>> START

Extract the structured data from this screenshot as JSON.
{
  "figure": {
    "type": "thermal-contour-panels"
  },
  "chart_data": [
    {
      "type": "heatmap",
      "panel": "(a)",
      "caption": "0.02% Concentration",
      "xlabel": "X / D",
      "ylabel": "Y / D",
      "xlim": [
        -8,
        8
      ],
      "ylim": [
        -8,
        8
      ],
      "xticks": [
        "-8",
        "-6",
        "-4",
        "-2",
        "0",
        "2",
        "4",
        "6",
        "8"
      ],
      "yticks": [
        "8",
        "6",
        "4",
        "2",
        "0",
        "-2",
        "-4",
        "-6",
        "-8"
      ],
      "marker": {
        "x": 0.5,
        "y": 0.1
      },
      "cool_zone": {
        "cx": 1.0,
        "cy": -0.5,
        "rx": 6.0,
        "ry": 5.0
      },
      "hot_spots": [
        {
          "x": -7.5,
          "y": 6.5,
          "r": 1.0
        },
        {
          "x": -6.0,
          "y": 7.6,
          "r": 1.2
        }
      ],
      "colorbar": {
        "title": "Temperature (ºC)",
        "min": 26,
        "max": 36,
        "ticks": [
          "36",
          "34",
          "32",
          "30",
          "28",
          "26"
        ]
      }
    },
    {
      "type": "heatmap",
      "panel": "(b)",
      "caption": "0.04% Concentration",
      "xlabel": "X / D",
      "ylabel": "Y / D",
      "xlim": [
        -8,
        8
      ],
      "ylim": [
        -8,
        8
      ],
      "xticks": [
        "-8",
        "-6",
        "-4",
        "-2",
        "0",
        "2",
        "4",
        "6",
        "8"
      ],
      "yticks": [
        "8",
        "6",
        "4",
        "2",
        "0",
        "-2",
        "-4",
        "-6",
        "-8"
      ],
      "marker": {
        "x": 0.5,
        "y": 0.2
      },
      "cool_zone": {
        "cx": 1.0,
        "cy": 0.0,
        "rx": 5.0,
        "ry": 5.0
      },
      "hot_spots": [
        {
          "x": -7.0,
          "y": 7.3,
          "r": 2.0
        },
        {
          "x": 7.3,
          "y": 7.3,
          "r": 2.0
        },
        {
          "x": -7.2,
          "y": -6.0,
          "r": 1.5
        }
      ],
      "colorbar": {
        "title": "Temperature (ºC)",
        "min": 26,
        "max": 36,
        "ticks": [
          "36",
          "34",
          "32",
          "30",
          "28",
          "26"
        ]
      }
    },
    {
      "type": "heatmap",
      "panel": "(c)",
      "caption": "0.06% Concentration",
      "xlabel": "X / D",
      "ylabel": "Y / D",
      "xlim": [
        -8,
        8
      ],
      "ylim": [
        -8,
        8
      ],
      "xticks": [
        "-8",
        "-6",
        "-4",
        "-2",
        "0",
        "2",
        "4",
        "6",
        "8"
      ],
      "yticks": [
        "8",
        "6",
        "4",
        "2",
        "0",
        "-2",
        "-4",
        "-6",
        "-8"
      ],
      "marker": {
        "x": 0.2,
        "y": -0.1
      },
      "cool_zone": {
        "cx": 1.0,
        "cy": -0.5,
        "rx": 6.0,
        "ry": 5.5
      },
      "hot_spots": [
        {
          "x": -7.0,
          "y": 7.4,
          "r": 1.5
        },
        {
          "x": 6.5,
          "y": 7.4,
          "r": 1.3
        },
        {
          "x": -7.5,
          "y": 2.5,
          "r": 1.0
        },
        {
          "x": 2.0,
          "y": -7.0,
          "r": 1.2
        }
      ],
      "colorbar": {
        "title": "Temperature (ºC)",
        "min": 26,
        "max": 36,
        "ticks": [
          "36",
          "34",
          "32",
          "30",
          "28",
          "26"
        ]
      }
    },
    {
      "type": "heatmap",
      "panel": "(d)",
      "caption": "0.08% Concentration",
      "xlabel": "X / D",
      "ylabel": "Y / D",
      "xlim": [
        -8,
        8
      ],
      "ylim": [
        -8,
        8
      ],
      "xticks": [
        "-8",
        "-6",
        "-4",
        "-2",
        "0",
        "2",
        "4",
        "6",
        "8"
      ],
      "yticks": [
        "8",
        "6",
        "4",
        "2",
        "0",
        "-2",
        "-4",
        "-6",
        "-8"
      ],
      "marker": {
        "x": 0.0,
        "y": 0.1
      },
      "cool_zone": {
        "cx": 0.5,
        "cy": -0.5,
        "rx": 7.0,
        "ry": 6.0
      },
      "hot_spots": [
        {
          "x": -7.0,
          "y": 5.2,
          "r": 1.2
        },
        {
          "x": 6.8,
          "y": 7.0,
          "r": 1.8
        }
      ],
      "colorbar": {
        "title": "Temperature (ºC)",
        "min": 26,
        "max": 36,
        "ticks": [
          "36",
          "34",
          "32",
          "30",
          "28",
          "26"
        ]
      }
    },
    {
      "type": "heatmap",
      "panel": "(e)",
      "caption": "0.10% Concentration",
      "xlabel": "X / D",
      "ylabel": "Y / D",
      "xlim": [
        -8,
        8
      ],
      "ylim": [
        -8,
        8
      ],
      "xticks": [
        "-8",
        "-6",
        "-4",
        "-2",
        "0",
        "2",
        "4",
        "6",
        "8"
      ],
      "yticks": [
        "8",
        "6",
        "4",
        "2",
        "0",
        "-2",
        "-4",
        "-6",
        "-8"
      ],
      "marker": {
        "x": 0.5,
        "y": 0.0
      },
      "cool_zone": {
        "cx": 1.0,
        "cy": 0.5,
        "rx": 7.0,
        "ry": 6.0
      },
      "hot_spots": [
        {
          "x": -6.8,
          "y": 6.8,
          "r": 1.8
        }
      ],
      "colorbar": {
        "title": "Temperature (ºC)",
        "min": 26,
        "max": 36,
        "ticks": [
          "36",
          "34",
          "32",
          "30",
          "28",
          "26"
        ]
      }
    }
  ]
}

>> END

**Stated goal**
Transcribe the material above in its entirety. Match it exactly.

**The answer**
Extract the structured data from this screenshot as JSON.
{
  "figure": {
    "type": "thermal-contour-panels"
  },
  "chart_data": [
    {
      "type": "heatmap",
      "panel": "(a)",
      "caption": "0.02% Concentration",
      "xlabel": "X / D",
      "ylabel": "Y / D",
      "xlim": [
        -8,
        8
      ],
      "ylim": [
        -8,
        8
      ],
      "xticks": [
        "-8",
        "-6",
        "-4",
        "-2",
        "0",
        "2",
        "4",
        "6",
        "8"
      ],
      "yticks": [
        "8",
        "6",
        "4",
        "2",
        "0",
        "-2",
        "-4",
        "-6",
        "-8"
      ],
      "marker": {
        "x": 0.5,
        "y": 0.1
      },
      "cool_zone": {
        "cx": 1.0,
        "cy": -0.5,
        "rx": 6.0,
        "ry": 5.0
      },
      "hot_spots": [
        {
          "x": -7.5,
          "y": 6.5,
          "r": 1.0
        },
        {
          "x": -6.0,
          "y": 7.6,
          "r": 1.2
        }
      ],
      "colorbar": {
        "title": "Temperature (ºC)",
        "min": 26,
        "max": 36,
        "ticks": [
          "36",
          "34",
          "32",
          "30",
          "28",
          "26"
        ]
      }
    },
    {
      "type": "heatmap",
      "panel": "(b)",
      "caption": "0.04% Concentration",
      "xlabel": "X / D",
      "ylabel": "Y / D",
      "xlim": [
        -8,
        8
      ],
      "ylim": [
        -8,
        8
      ],
      "xticks": [
        "-8",
        "-6",
        "-4",
        "-2",
        "0",
        "2",
        "4",
        "6",
        "8"
      ],
      "yticks": [
        "8",
        "6",
        "4",
        "2",
        "0",
        "-2",
        "-4",
        "-6",
        "-8"
      ],
      "marker": {
        "x": 0.5,
        "y": 0.2
      },
      "cool_zone": {
        "cx": 1.0,
        "cy": 0.0,
        "rx": 5.0,
        "ry": 5.0
      },
      "hot_spots": [
        {
          "x": -7.0,
          "y": 7.3,
          "r": 2.0
        },
        {
          "x": 7.3,
          "y": 7.3,
          "r": 2.0
        },
        {
          "x": -7.2,
          "y": -6.0,
          "r": 1.5
        }
      ],
      "colorbar": {
        "title": "Temperature (ºC)",
        "min": 26,
        "max": 36,
        "ticks": [
          "36",
          "34",
          "32",
          "30",
          "28",
          "26"
        ]
      }
    },
    {
      "type": "heatmap",
      "panel": "(c)",
      "caption": "0.06% Concentration",
      "xlabel": "X / D",
      "ylabel": "Y / D",
      "xlim": [
        -8,
        8
      ],
      "ylim": [
        -8,
        8
      ],
      "xticks": [
        "-8",
        "-6",
        "-4",
        "-2",
        "0",
        "2",
        "4",
        "6",
        "8"
      ],
      "yticks": [
        "8",
        "6",
        "4",
        "2",
        "0",
        "-2",
        "-4",
        "-6",
        "-8"
      ],
      "marker": {
        "x": 0.2,
        "y": -0.1
      },
      "cool_zone": {
        "cx": 1.0,
        "cy": -0.5,
        "rx": 6.0,
        "ry": 5.5
      },
      "hot_spots": [
        {
          "x": -7.0,
          "y": 7.4,
          "r": 1.5
        },
        {
          "x": 6.5,
          "y": 7.4,
          "r": 1.3
        },
        {
          "x": -7.5,
          "y": 2.5,
          "r": 1.0
        },
        {
          "x": 2.0,
          "y": -7.0,
          "r": 1.2
        }
      ],
      "colorbar": {
        "title": "Temperature (ºC)",
        "min": 26,
        "max": 36,
        "ticks": [
          "36",
          "34",
          "32",
          "30",
          "28",
          "26"
        ]
      }
    },
    {
      "type": "heatmap",
      "panel": "(d)",
      "caption": "0.08% Concentration",
      "xlabel": "X / D",
      "ylabel": "Y / D",
      "xlim": [
        -8,
        8
      ],
      "ylim": [
        -8,
        8
      ],
      "xticks": [
        "-8",
        "-6",
        "-4",
        "-2",
        "0",
        "2",
        "4",
        "6",
        "8"
      ],
      "yticks": [
        "8",
        "6",
        "4",
        "2",
        "0",
        "-2",
        "-4",
        "-6",
        "-8"
      ],
      "marker": {
        "x": 0.0,
        "y": 0.1
      },
      "cool_zone": {
        "cx": 0.5,
        "cy": -0.5,
        "rx": 7.0,
        "ry": 6.0
      },
      "hot_spots": [
        {
          "x": -7.0,
          "y": 5.2,
          "r": 1.2
        },
        {
          "x": 6.8,
          "y": 7.0,
          "r": 1.8
        }
      ],
      "colorbar": {
        "title": "Temperature (ºC)",
        "min": 26,
        "max": 36,
        "ticks": [
          "36",
          "34",
          "32",
          "30",
          "28",
          "26"
        ]
      }
    },
    {
      "type": "heatmap",
      "panel": "(e)",
      "caption": "0.10% Concentration",
      "xlabel": "X / D",
      "ylabel": "Y / D",
      "xlim": [
        -8,
        8
      ],
      "ylim": [
        -8,
        8
      ],
      "xticks": [
        "-8",
        "-6",
        "-4",
        "-2",
        "0",
        "2",
        "4",
        "6",
        "8"
      ],
      "yticks": [
        "8",
        "6",
        "4",
        "2",
        "0",
        "-2",
        "-4",
        "-6",
        "-8"
      ],
      "marker": {
        "x": 0.5,
        "y": 0.0
      },
      "cool_zone": {
        "cx": 1.0,
        "cy": 0.5,
        "rx": 7.0,
        "ry": 6.0
      },
      "hot_spots": [
        {
          "x": -6.8,
          "y": 6.8,
          "r": 1.8
        }
      ],
      "colorbar": {
        "title": "Temperature (ºC)",
        "min": 26,
        "max": 36,
        "ticks": [
          "36",
          "34",
          "32",
          "30",
          "28",
          "26"
        ]
      }
    }
  ]
}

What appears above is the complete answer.